**Exercise**.
Only lines holding the word "offset" should be copied from the material.
[Start of Given data]
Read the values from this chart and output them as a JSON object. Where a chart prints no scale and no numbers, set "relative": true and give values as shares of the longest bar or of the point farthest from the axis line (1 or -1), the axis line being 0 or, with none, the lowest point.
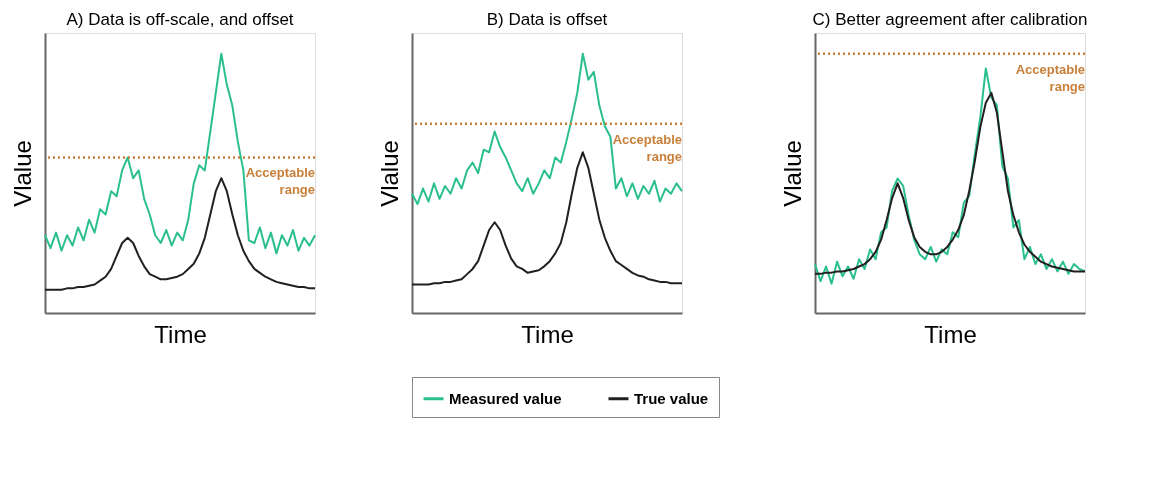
{
  "chart_data": [
    {
      "type": "line",
      "title": "A) Data is off-scale, and offset",
      "xlabel": "Time",
      "ylabel": "Vlalue",
      "relative": true,
      "categories": [
        null,
        null,
        null,
        null,
        null,
        null,
        null,
        null,
        null,
        null,
        null,
        null,
        null,
        null,
        null,
        null,
        null,
        null,
        null,
        null,
        null,
        null,
        null,
        null,
        null,
        null,
        null,
        null,
        null,
        null,
        null,
        null,
        null,
        null,
        null,
        null,
        null,
        null,
        null,
        null,
        null,
        null,
        null,
        null,
        null,
        null,
        null,
        null,
        null,
        null
      ],
      "series": [
        {
          "color": "#2bbf8e",
          "values": [
            0.3,
            0.25,
            0.31,
            0.24,
            0.3,
            0.26,
            0.33,
            0.28,
            0.36,
            0.31,
            0.4,
            0.38,
            0.47,
            0.45,
            0.55,
            0.6,
            0.52,
            0.55,
            0.44,
            0.38,
            0.3,
            0.27,
            0.32,
            0.26,
            0.31,
            0.28,
            0.36,
            0.5,
            0.57,
            0.55,
            0.7,
            0.85,
            1.0,
            0.88,
            0.8,
            0.66,
            0.55,
            0.28,
            0.27,
            0.33,
            0.25,
            0.31,
            0.23,
            0.3,
            0.26,
            0.32,
            0.24,
            0.29,
            0.26,
            0.3
          ]
        },
        {
          "color": "#231f20",
          "values": [
            0.09,
            0.09,
            0.09,
            0.09,
            0.095,
            0.095,
            0.1,
            0.1,
            0.105,
            0.11,
            0.125,
            0.14,
            0.17,
            0.22,
            0.27,
            0.29,
            0.27,
            0.22,
            0.18,
            0.15,
            0.14,
            0.13,
            0.13,
            0.135,
            0.14,
            0.15,
            0.17,
            0.19,
            0.23,
            0.29,
            0.38,
            0.47,
            0.52,
            0.47,
            0.38,
            0.3,
            0.24,
            0.2,
            0.17,
            0.155,
            0.14,
            0.13,
            0.12,
            0.115,
            0.11,
            0.105,
            0.1,
            0.1,
            0.095,
            0.095
          ]
        }
      ],
      "ref_lines": [
        {
          "axis": "y",
          "value": 0.6,
          "label": "Acceptable range",
          "color": "#c8803a",
          "line_style": "dotted"
        }
      ]
    },
    {
      "type": "line",
      "title": "B) Data is offset",
      "xlabel": "Time",
      "ylabel": "Vlalue",
      "relative": true,
      "legend": "bottom",
      "categories": [
        null,
        null,
        null,
        null,
        null,
        null,
        null,
        null,
        null,
        null,
        null,
        null,
        null,
        null,
        null,
        null,
        null,
        null,
        null,
        null,
        null,
        null,
        null,
        null,
        null,
        null,
        null,
        null,
        null,
        null,
        null,
        null,
        null,
        null,
        null,
        null,
        null,
        null,
        null,
        null,
        null,
        null,
        null,
        null,
        null,
        null,
        null,
        null,
        null,
        null
      ],
      "series": [
        {
          "name": "Measured value",
          "color": "#2bbf8e",
          "values": [
            0.46,
            0.42,
            0.48,
            0.43,
            0.5,
            0.44,
            0.49,
            0.46,
            0.52,
            0.48,
            0.55,
            0.58,
            0.54,
            0.63,
            0.62,
            0.7,
            0.64,
            0.6,
            0.55,
            0.5,
            0.47,
            0.52,
            0.46,
            0.5,
            0.55,
            0.52,
            0.6,
            0.58,
            0.66,
            0.75,
            0.85,
            1.0,
            0.9,
            0.93,
            0.8,
            0.72,
            0.68,
            0.48,
            0.52,
            0.45,
            0.5,
            0.44,
            0.49,
            0.46,
            0.51,
            0.43,
            0.48,
            0.46,
            0.5,
            0.47
          ]
        },
        {
          "name": "True value",
          "color": "#231f20",
          "values": [
            0.11,
            0.11,
            0.11,
            0.11,
            0.115,
            0.115,
            0.12,
            0.12,
            0.125,
            0.13,
            0.15,
            0.17,
            0.2,
            0.26,
            0.32,
            0.35,
            0.32,
            0.26,
            0.21,
            0.18,
            0.17,
            0.155,
            0.16,
            0.165,
            0.18,
            0.2,
            0.23,
            0.27,
            0.35,
            0.46,
            0.56,
            0.62,
            0.56,
            0.46,
            0.36,
            0.29,
            0.24,
            0.2,
            0.185,
            0.17,
            0.155,
            0.145,
            0.14,
            0.13,
            0.125,
            0.12,
            0.12,
            0.115,
            0.115,
            0.115
          ]
        }
      ],
      "ref_lines": [
        {
          "axis": "y",
          "value": 0.73,
          "label": "Acceptable range",
          "color": "#c8803a",
          "line_style": "dotted"
        }
      ]
    },
    {
      "type": "line",
      "title": "C) Better agreement after calibration",
      "xlabel": "Time",
      "ylabel": "Vlalue",
      "relative": true,
      "categories": [
        null,
        null,
        null,
        null,
        null,
        null,
        null,
        null,
        null,
        null,
        null,
        null,
        null,
        null,
        null,
        null,
        null,
        null,
        null,
        null,
        null,
        null,
        null,
        null,
        null,
        null,
        null,
        null,
        null,
        null,
        null,
        null,
        null,
        null,
        null,
        null,
        null,
        null,
        null,
        null,
        null,
        null,
        null,
        null,
        null,
        null,
        null,
        null,
        null,
        null
      ],
      "series": [
        {
          "color": "#2bbf8e",
          "values": [
            0.2,
            0.13,
            0.19,
            0.12,
            0.21,
            0.15,
            0.19,
            0.14,
            0.22,
            0.18,
            0.26,
            0.22,
            0.33,
            0.35,
            0.5,
            0.55,
            0.52,
            0.4,
            0.3,
            0.24,
            0.22,
            0.27,
            0.21,
            0.26,
            0.24,
            0.33,
            0.31,
            0.45,
            0.48,
            0.65,
            0.8,
            1.0,
            0.88,
            0.85,
            0.6,
            0.55,
            0.35,
            0.38,
            0.22,
            0.27,
            0.2,
            0.24,
            0.18,
            0.22,
            0.17,
            0.21,
            0.16,
            0.2,
            0.18,
            0.17
          ]
        },
        {
          "color": "#231f20",
          "values": [
            0.16,
            0.16,
            0.165,
            0.165,
            0.17,
            0.17,
            0.175,
            0.18,
            0.19,
            0.2,
            0.22,
            0.25,
            0.3,
            0.38,
            0.47,
            0.53,
            0.47,
            0.38,
            0.31,
            0.27,
            0.25,
            0.24,
            0.24,
            0.25,
            0.27,
            0.3,
            0.34,
            0.4,
            0.5,
            0.62,
            0.76,
            0.86,
            0.9,
            0.82,
            0.66,
            0.5,
            0.4,
            0.33,
            0.28,
            0.25,
            0.23,
            0.21,
            0.2,
            0.19,
            0.185,
            0.18,
            0.175,
            0.17,
            0.17,
            0.17
          ]
        }
      ],
      "ref_lines": [
        {
          "axis": "y",
          "value": 1.06,
          "label": "Acceptable range",
          "color": "#c8803a",
          "line_style": "dotted"
        }
      ]
    }
  ]
}
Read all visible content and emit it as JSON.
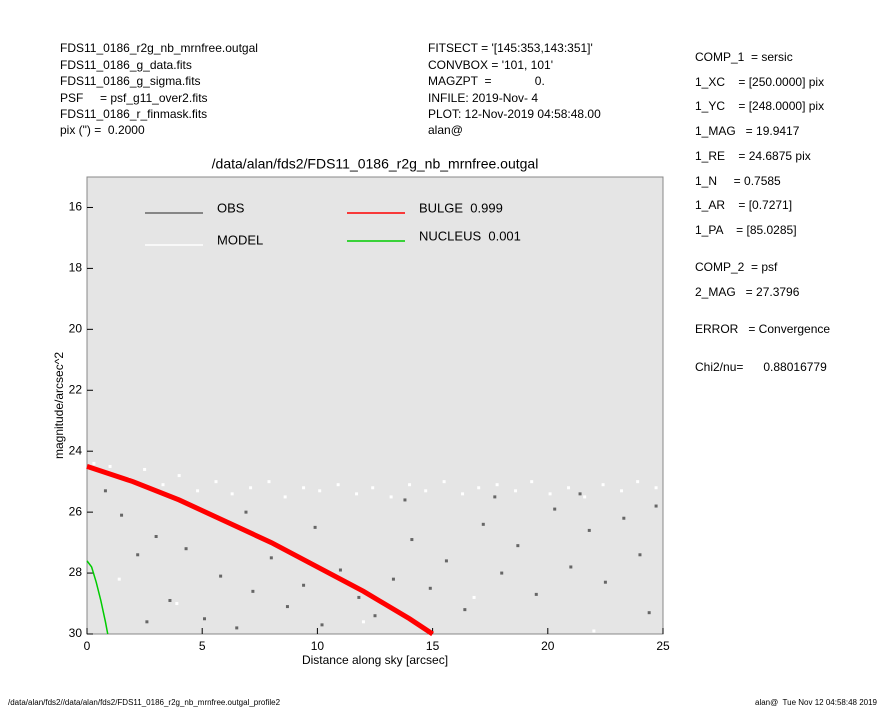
[End of Given data]
**In response**.
      "title": "A) Data is off-scale, and offset",
      "title": "B) Data is offset",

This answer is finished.